WRITTEN PROBLEM
Pick out all lines of the entries that include the word "PetSystem" and copy them.

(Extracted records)

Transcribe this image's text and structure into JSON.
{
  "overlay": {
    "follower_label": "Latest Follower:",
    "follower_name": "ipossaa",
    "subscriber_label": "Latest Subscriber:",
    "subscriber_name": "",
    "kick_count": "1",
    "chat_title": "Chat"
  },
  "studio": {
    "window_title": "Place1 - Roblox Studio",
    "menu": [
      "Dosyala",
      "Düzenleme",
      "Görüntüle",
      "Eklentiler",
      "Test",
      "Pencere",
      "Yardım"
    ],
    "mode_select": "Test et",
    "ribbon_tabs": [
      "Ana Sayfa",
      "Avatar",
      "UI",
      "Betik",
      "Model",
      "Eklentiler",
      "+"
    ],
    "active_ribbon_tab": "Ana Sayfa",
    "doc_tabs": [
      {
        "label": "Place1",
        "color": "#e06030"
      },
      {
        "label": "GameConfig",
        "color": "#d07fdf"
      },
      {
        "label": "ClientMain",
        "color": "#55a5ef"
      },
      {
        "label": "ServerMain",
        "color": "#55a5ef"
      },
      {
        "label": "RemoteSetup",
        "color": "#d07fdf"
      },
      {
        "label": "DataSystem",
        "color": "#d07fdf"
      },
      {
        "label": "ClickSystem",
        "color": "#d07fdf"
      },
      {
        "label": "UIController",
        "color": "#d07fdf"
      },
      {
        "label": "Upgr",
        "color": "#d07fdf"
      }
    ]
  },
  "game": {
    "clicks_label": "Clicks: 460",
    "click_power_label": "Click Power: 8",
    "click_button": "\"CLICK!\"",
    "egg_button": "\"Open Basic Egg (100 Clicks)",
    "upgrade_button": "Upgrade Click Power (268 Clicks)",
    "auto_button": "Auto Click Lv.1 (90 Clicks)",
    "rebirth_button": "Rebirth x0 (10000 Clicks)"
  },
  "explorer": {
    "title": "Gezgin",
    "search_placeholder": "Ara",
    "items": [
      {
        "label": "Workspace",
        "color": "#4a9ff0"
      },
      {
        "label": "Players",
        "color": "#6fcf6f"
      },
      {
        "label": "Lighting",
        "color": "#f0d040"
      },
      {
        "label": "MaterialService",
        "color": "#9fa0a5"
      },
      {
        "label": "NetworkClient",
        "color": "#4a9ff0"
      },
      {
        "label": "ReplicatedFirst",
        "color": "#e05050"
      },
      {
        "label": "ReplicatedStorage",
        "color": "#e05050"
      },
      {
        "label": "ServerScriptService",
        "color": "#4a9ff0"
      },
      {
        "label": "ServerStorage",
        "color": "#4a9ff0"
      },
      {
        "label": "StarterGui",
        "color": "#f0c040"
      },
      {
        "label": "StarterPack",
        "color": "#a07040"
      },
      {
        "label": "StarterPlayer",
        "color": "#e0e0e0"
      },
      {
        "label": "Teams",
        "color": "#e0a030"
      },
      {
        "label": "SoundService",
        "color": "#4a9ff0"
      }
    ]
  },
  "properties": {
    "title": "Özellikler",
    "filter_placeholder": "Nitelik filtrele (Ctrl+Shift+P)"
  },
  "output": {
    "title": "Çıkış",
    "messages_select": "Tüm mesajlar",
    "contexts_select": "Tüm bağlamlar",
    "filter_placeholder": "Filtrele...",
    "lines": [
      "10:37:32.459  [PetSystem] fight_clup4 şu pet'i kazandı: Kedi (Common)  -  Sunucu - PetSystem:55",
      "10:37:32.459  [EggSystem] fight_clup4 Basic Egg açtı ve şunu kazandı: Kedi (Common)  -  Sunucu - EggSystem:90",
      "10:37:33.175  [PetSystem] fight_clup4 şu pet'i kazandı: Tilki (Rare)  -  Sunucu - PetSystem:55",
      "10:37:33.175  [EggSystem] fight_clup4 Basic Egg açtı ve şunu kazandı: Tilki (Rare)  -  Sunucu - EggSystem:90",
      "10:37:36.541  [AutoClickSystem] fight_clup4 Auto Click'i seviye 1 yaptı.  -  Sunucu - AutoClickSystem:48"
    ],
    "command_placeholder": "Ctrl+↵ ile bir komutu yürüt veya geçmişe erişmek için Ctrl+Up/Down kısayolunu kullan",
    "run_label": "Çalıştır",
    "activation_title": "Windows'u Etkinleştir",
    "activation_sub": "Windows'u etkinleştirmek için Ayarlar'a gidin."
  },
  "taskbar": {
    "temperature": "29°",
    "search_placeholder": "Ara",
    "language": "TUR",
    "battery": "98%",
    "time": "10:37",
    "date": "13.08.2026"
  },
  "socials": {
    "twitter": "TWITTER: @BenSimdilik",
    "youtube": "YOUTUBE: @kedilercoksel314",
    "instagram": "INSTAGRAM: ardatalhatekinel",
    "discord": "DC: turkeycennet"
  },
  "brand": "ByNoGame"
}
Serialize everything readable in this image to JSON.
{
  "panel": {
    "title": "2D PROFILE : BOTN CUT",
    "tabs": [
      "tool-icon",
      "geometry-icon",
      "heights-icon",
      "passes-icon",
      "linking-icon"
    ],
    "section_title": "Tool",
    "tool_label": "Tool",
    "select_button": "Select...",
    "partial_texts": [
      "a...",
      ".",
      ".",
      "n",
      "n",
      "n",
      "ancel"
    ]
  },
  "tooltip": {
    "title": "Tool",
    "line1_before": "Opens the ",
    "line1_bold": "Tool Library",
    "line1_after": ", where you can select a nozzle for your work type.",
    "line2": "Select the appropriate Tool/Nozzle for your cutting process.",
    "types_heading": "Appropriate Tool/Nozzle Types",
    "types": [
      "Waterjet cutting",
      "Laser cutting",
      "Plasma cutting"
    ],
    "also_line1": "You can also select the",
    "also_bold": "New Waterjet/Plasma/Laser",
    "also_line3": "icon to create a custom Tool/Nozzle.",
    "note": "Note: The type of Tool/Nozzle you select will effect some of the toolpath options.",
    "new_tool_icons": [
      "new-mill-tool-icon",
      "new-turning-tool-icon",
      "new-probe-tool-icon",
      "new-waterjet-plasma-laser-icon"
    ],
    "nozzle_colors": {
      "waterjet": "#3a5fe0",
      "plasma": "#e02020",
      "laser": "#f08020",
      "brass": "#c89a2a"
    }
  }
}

OUTPUT
      "10:37:32.459  [PetSystem] fight_clup4 şu pet'i kazandı: Kedi (Common)  -  Sunucu - PetSystem:55",
      "10:37:33.175  [PetSystem] fight_clup4 şu pet'i kazandı: Tilki (Rare)  -  Sunucu - PetSystem:55",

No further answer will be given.